### Prompt
For each line in the data below that holds "Kappel", return a copy.

### Raw data
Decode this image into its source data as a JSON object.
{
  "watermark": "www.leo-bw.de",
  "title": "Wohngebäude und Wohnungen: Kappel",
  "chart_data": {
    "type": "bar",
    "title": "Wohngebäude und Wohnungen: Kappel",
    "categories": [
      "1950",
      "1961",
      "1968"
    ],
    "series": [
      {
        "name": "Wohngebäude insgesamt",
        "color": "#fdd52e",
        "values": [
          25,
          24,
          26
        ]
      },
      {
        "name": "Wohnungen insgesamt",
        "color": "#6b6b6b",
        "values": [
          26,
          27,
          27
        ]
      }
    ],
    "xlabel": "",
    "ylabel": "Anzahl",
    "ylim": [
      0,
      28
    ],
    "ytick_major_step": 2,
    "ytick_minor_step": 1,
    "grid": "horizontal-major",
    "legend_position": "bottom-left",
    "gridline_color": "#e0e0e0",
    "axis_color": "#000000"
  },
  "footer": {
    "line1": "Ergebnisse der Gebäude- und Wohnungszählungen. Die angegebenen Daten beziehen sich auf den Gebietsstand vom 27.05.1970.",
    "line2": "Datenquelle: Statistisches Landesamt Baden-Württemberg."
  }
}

### Exercise answer
  "title": "Wohngebäude und Wohnungen: Kappel",
    "title": "Wohngebäude und Wohnungen: Kappel",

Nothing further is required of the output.